◆ Exercise directions: Copy out the records in full, word for word, without pictures.
# Working data start
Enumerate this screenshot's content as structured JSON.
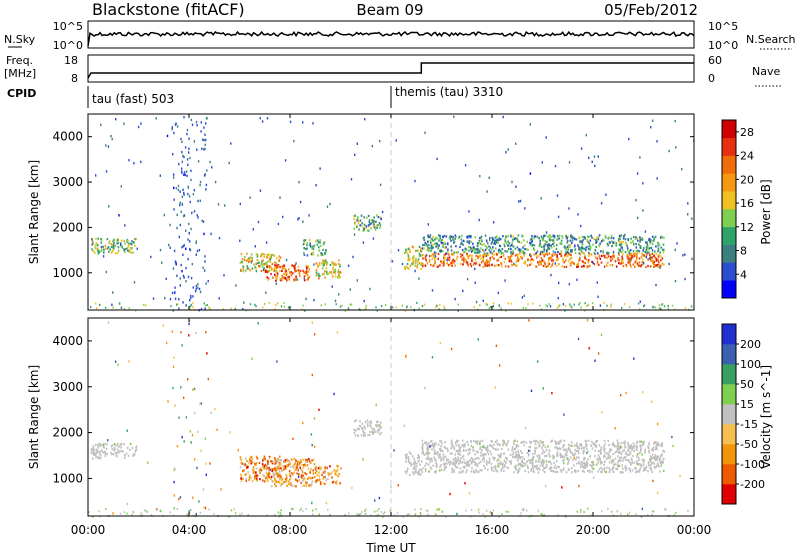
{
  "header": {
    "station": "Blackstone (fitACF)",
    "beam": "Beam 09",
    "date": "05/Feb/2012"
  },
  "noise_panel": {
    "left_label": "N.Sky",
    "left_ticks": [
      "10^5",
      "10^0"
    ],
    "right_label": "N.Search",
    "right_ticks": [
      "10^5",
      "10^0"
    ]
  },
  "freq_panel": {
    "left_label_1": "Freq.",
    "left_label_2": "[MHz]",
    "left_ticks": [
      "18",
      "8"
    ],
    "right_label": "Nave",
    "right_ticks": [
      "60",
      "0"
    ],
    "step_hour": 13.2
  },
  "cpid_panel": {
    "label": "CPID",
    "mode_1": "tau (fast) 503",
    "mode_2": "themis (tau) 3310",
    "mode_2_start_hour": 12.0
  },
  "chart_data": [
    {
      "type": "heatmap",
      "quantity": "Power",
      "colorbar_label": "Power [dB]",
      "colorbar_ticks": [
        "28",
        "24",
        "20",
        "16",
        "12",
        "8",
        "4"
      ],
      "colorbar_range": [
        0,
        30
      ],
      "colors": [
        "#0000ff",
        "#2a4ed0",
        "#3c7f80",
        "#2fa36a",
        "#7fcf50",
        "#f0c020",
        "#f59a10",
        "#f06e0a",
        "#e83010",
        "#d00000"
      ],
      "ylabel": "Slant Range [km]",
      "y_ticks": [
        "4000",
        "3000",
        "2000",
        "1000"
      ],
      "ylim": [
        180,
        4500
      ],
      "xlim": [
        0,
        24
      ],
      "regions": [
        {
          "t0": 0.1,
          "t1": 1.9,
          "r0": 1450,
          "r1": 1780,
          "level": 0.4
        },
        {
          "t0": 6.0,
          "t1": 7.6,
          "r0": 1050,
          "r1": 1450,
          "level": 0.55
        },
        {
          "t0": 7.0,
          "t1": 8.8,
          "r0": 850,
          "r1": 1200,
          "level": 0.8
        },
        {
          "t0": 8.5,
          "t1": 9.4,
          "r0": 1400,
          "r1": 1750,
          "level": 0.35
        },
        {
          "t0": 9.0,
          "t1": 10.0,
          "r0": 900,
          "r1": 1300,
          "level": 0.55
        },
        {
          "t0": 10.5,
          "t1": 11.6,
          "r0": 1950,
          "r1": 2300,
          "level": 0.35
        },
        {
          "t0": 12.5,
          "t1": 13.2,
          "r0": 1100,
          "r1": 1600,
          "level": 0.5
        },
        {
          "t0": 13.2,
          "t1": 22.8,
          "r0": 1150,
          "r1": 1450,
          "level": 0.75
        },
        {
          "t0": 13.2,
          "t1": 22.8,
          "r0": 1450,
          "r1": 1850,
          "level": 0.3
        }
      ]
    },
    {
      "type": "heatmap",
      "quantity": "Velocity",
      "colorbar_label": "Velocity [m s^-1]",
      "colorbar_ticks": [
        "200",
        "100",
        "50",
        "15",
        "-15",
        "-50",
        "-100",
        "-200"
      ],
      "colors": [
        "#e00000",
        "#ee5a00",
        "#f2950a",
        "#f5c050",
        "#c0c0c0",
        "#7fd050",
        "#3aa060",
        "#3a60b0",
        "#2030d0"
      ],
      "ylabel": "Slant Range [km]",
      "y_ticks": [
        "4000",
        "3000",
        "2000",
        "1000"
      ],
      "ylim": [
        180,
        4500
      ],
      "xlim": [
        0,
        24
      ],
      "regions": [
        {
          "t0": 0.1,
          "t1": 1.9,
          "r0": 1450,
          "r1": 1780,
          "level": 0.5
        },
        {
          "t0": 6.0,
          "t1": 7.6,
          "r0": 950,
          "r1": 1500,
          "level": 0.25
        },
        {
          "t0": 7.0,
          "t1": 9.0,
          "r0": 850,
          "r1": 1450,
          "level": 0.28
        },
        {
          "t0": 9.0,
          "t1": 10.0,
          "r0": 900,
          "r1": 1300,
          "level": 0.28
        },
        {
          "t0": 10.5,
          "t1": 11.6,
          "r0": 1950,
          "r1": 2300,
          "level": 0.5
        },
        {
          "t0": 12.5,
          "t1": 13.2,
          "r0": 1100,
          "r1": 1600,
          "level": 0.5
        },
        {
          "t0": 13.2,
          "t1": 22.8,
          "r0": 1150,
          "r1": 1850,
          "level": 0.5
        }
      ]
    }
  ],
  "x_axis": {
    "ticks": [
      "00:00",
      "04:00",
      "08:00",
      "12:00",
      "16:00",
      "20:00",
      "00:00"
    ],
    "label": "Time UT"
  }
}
# Working data end
◆ Response:
Enumerate this screenshot's content as structured JSON.
{
  "header": {
    "station": "Blackstone (fitACF)",
    "beam": "Beam 09",
    "date": "05/Feb/2012"
  },
  "noise_panel": {
    "left_label": "N.Sky",
    "left_ticks": [
      "10^5",
      "10^0"
    ],
    "right_label": "N.Search",
    "right_ticks": [
      "10^5",
      "10^0"
    ]
  },
  "freq_panel": {
    "left_label_1": "Freq.",
    "left_label_2": "[MHz]",
    "left_ticks": [
      "18",
      "8"
    ],
    "right_label": "Nave",
    "right_ticks": [
      "60",
      "0"
    ],
    "step_hour": 13.2
  },
  "cpid_panel": {
    "label": "CPID",
    "mode_1": "tau (fast) 503",
    "mode_2": "themis (tau) 3310",
    "mode_2_start_hour": 12.0
  },
  "chart_data": [
    {
      "type": "heatmap",
      "quantity": "Power",
      "colorbar_label": "Power [dB]",
      "colorbar_ticks": [
        "28",
        "24",
        "20",
        "16",
        "12",
        "8",
        "4"
      ],
      "colorbar_range": [
        0,
        30
      ],
      "colors": [
        "#0000ff",
        "#2a4ed0",
        "#3c7f80",
        "#2fa36a",
        "#7fcf50",
        "#f0c020",
        "#f59a10",
        "#f06e0a",
        "#e83010",
        "#d00000"
      ],
      "ylabel": "Slant Range [km]",
      "y_ticks": [
        "4000",
        "3000",
        "2000",
        "1000"
      ],
      "ylim": [
        180,
        4500
      ],
      "xlim": [
        0,
        24
      ],
      "regions": [
        {
          "t0": 0.1,
          "t1": 1.9,
          "r0": 1450,
          "r1": 1780,
          "level": 0.4
        },
        {
          "t0": 6.0,
          "t1": 7.6,
          "r0": 1050,
          "r1": 1450,
          "level": 0.55
        },
        {
          "t0": 7.0,
          "t1": 8.8,
          "r0": 850,
          "r1": 1200,
          "level": 0.8
        },
        {
          "t0": 8.5,
          "t1": 9.4,
          "r0": 1400,
          "r1": 1750,
          "level": 0.35
        },
        {
          "t0": 9.0,
          "t1": 10.0,
          "r0": 900,
          "r1": 1300,
          "level": 0.55
        },
        {
          "t0": 10.5,
          "t1": 11.6,
          "r0": 1950,
          "r1": 2300,
          "level": 0.35
        },
        {
          "t0": 12.5,
          "t1": 13.2,
          "r0": 1100,
          "r1": 1600,
          "level": 0.5
        },
        {
          "t0": 13.2,
          "t1": 22.8,
          "r0": 1150,
          "r1": 1450,
          "level": 0.75
        },
        {
          "t0": 13.2,
          "t1": 22.8,
          "r0": 1450,
          "r1": 1850,
          "level": 0.3
        }
      ]
    },
    {
      "type": "heatmap",
      "quantity": "Velocity",
      "colorbar_label": "Velocity [m s^-1]",
      "colorbar_ticks": [
        "200",
        "100",
        "50",
        "15",
        "-15",
        "-50",
        "-100",
        "-200"
      ],
      "colors": [
        "#e00000",
        "#ee5a00",
        "#f2950a",
        "#f5c050",
        "#c0c0c0",
        "#7fd050",
        "#3aa060",
        "#3a60b0",
        "#2030d0"
      ],
      "ylabel": "Slant Range [km]",
      "y_ticks": [
        "4000",
        "3000",
        "2000",
        "1000"
      ],
      "ylim": [
        180,
        4500
      ],
      "xlim": [
        0,
        24
      ],
      "regions": [
        {
          "t0": 0.1,
          "t1": 1.9,
          "r0": 1450,
          "r1": 1780,
          "level": 0.5
        },
        {
          "t0": 6.0,
          "t1": 7.6,
          "r0": 950,
          "r1": 1500,
          "level": 0.25
        },
        {
          "t0": 7.0,
          "t1": 9.0,
          "r0": 850,
          "r1": 1450,
          "level": 0.28
        },
        {
          "t0": 9.0,
          "t1": 10.0,
          "r0": 900,
          "r1": 1300,
          "level": 0.28
        },
        {
          "t0": 10.5,
          "t1": 11.6,
          "r0": 1950,
          "r1": 2300,
          "level": 0.5
        },
        {
          "t0": 12.5,
          "t1": 13.2,
          "r0": 1100,
          "r1": 1600,
          "level": 0.5
        },
        {
          "t0": 13.2,
          "t1": 22.8,
          "r0": 1150,
          "r1": 1850,
          "level": 0.5
        }
      ]
    }
  ],
  "x_axis": {
    "ticks": [
      "00:00",
      "04:00",
      "08:00",
      "12:00",
      "16:00",
      "20:00",
      "00:00"
    ],
    "label": "Time UT"
  }
}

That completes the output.